• _Exercise_: Report only the number of lines in the records that contain the word "text".

Data records:
○ ○ ○ ○

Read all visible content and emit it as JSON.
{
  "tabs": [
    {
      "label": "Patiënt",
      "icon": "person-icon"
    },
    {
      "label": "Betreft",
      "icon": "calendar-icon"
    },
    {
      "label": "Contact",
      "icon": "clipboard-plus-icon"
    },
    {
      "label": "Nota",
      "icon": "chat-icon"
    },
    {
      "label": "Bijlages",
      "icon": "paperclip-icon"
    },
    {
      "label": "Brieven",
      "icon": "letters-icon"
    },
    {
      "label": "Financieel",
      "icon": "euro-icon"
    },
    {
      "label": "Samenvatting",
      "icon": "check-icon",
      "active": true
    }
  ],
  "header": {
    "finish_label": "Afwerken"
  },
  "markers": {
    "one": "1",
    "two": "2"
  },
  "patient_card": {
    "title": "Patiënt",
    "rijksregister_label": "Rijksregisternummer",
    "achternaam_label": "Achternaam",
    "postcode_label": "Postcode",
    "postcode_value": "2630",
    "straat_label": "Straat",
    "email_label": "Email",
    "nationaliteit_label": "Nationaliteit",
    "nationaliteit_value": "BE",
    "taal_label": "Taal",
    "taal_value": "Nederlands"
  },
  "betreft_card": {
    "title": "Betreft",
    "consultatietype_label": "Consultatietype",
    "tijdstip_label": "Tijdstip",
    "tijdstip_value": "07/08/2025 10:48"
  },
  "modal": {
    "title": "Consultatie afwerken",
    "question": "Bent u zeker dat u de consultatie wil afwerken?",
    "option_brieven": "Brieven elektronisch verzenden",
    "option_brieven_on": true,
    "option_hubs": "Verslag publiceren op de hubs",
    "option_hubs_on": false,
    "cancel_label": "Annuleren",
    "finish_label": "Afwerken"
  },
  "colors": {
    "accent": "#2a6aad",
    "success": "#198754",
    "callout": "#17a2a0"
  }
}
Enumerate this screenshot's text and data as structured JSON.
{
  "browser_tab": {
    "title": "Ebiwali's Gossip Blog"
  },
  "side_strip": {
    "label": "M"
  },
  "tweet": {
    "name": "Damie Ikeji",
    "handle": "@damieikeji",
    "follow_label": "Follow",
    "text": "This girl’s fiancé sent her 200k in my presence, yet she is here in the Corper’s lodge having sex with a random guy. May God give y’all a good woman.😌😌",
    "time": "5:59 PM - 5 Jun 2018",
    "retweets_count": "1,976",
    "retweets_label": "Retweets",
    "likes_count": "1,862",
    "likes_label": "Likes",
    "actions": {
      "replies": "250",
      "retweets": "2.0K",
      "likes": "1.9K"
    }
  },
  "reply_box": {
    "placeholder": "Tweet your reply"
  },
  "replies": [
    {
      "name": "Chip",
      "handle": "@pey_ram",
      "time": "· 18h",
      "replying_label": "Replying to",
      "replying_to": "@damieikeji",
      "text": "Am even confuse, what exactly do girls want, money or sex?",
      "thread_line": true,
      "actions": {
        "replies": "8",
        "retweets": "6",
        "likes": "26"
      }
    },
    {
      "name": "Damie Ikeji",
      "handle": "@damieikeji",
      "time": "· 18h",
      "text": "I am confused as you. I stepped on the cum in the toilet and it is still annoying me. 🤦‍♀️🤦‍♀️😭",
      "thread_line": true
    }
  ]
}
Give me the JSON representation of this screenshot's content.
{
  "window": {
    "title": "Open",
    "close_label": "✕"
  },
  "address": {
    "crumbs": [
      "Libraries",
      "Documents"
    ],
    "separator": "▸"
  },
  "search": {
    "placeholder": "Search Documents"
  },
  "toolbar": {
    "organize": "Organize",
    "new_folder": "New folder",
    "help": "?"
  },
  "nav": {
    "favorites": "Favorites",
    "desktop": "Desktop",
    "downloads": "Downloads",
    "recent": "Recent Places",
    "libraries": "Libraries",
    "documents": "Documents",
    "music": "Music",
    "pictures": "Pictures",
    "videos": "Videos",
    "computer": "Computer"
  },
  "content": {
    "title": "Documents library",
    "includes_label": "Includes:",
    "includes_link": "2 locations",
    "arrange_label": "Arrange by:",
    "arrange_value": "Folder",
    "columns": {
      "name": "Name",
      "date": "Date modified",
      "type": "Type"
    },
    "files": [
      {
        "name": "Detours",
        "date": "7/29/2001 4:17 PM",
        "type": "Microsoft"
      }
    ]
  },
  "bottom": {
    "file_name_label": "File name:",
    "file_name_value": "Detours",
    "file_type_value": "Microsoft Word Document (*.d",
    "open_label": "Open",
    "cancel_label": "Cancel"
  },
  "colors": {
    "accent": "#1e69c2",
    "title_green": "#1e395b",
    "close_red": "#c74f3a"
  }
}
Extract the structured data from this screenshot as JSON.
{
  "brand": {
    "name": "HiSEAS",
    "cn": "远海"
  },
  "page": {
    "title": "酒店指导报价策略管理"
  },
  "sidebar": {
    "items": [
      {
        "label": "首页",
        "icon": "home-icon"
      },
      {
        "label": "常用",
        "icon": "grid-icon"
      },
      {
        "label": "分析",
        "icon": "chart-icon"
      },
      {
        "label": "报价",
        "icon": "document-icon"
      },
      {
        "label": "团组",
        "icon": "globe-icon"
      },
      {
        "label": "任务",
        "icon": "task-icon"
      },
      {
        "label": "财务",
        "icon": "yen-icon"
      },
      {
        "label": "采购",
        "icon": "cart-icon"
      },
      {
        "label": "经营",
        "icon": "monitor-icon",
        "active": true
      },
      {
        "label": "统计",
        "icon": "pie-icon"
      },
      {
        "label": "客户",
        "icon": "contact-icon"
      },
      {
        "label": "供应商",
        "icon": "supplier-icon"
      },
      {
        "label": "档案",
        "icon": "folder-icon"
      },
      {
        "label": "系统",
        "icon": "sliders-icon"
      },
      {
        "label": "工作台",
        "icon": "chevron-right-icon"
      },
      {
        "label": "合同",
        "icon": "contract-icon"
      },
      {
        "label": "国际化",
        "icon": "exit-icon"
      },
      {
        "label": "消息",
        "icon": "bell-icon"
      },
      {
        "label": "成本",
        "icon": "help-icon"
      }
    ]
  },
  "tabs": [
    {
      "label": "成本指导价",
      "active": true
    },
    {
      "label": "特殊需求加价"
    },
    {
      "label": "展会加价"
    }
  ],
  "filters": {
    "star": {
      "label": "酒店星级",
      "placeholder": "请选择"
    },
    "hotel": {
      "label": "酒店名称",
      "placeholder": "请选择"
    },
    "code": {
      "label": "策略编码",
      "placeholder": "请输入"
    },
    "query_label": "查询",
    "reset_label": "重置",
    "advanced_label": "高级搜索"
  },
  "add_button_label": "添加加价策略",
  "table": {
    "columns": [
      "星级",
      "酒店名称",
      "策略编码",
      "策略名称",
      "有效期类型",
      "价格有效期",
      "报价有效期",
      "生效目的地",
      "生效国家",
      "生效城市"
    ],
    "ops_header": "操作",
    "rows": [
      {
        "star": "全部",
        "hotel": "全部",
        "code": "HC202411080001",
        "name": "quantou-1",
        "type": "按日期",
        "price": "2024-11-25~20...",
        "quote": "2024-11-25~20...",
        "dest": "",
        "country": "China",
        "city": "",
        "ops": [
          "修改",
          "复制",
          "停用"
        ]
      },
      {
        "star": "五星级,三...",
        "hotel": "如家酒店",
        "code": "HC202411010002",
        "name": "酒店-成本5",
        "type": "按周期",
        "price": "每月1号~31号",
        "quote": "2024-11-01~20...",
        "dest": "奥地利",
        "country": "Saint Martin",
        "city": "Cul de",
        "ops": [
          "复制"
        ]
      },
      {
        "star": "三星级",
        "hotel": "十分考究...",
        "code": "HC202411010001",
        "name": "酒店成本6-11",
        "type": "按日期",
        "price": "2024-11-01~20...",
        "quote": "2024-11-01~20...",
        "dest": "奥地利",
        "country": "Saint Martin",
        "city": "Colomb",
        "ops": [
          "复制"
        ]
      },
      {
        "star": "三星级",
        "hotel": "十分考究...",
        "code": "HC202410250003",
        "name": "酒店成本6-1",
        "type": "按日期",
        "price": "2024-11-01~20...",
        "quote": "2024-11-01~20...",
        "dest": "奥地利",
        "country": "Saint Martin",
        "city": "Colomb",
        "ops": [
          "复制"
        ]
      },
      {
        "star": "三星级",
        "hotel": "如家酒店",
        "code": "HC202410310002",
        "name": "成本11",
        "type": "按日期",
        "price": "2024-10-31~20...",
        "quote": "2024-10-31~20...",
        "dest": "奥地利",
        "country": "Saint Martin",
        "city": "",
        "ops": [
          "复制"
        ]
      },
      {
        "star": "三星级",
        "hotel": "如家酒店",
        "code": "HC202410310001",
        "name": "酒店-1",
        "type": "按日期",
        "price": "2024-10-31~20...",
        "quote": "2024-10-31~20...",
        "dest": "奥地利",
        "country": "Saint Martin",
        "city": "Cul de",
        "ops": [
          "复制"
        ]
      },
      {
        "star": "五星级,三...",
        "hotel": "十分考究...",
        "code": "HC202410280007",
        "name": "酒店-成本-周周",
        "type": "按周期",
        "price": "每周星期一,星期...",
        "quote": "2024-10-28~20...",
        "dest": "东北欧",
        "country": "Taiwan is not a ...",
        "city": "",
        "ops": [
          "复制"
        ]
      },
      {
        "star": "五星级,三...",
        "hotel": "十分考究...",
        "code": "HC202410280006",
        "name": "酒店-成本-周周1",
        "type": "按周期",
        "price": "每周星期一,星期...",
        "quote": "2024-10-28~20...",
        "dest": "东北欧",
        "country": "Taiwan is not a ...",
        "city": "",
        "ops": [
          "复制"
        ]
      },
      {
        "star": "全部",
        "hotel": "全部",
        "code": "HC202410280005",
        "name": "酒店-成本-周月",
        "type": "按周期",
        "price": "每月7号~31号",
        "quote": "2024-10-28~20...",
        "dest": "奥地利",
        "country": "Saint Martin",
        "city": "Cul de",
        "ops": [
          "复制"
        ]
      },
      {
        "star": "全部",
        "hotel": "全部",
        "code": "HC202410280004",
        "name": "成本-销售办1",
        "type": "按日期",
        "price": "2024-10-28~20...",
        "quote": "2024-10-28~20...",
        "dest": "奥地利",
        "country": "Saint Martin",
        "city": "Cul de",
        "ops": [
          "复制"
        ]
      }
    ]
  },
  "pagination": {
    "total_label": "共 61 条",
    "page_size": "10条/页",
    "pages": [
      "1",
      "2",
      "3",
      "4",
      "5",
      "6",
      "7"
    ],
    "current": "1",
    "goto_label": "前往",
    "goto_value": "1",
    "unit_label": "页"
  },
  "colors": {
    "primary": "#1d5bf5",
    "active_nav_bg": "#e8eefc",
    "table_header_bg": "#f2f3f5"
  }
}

○ ○ ○ ○

• _Result of the task_: 4